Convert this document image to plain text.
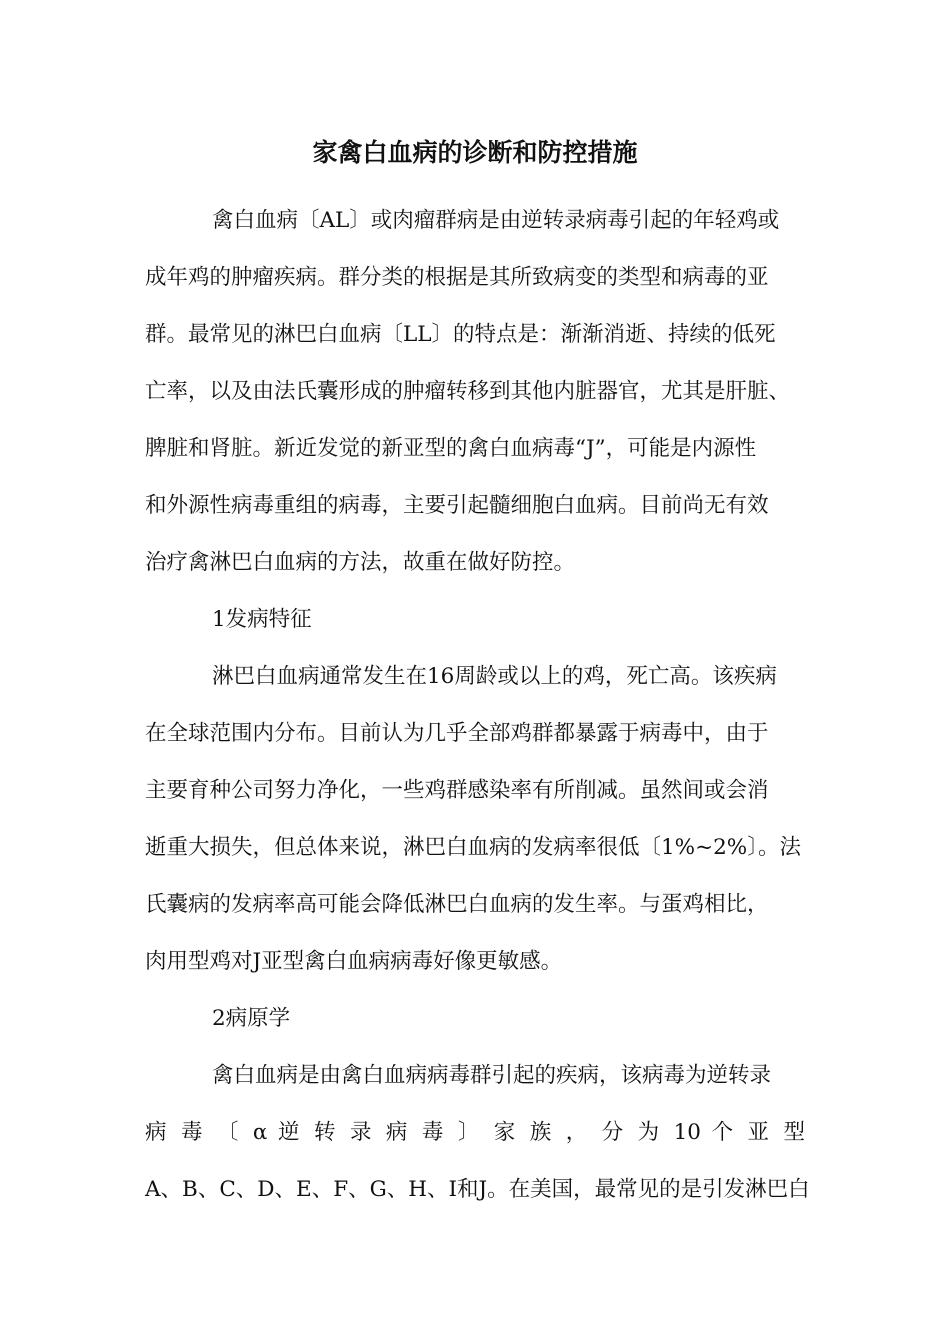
家禽白血病的诊断和防控措施
禽白血病〔AL〕或肉瘤群病是由逆转录病毒引起的年轻鸡或
成年鸡的肿瘤疾病。群分类的根据是其所致病变的类型和病毒的亚
群。最常见的淋巴白血病〔LL〕的特点是：渐渐消逝、持续的低死
亡率，以及由法氏囊形成的肿瘤转移到其他内脏器官，尤其是肝脏、
脾脏和肾脏。新近发觉的新亚型的禽白血病毒“J”，可能是内源性
和外源性病毒重组的病毒，主要引起髓细胞白血病。目前尚无有效
治疗禽淋巴白血病的方法，故重在做好防控。
1发病特征
淋巴白血病通常发生在16周龄或以上的鸡，死亡高。该疾病
在全球范围内分布。目前认为几乎全部鸡群都暴露于病毒中，由于
主要育种公司努力净化，一些鸡群感染率有所削减。虽然间或会消
逝重大损失，但总体来说，淋巴白血病的发病率很低〔1%~2%〕。法
氏囊病的发病率高可能会降低淋巴白血病的发生率。与蛋鸡相比，
肉用型鸡对J亚型禽白血病病毒好像更敏感。
2病原学
禽白血病是由禽白血病病毒群引起的疾病，该病毒为逆转录
病 毒 〔 α 逆 转 录 病 毒 〕 家 族 ， 分 为 10 个 亚 型
A、B、C、D、E、F、G、H、I和J。在美国，最常见的是引发淋巴白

(Aim of the exercise) Quote every line of the records above exactly; no picture is to be copied.

(Expected answer)
Convert this document image to plain text.
家禽白血病的诊断和防控措施
禽白血病〔AL〕或肉瘤群病是由逆转录病毒引起的年轻鸡或
成年鸡的肿瘤疾病。群分类的根据是其所致病变的类型和病毒的亚
群。最常见的淋巴白血病〔LL〕的特点是：渐渐消逝、持续的低死
亡率，以及由法氏囊形成的肿瘤转移到其他内脏器官，尤其是肝脏、
脾脏和肾脏。新近发觉的新亚型的禽白血病毒“J”，可能是内源性
和外源性病毒重组的病毒，主要引起髓细胞白血病。目前尚无有效
治疗禽淋巴白血病的方法，故重在做好防控。
1发病特征
淋巴白血病通常发生在16周龄或以上的鸡，死亡高。该疾病
在全球范围内分布。目前认为几乎全部鸡群都暴露于病毒中，由于
主要育种公司努力净化，一些鸡群感染率有所削减。虽然间或会消
逝重大损失，但总体来说，淋巴白血病的发病率很低〔1%~2%〕。法
氏囊病的发病率高可能会降低淋巴白血病的发生率。与蛋鸡相比，
肉用型鸡对J亚型禽白血病病毒好像更敏感。
2病原学
禽白血病是由禽白血病病毒群引起的疾病，该病毒为逆转录
病 毒 〔 α 逆 转 录 病 毒 〕 家 族 ， 分 为 10 个 亚 型
A、B、C、D、E、F、G、H、I和J。在美国，最常见的是引发淋巴白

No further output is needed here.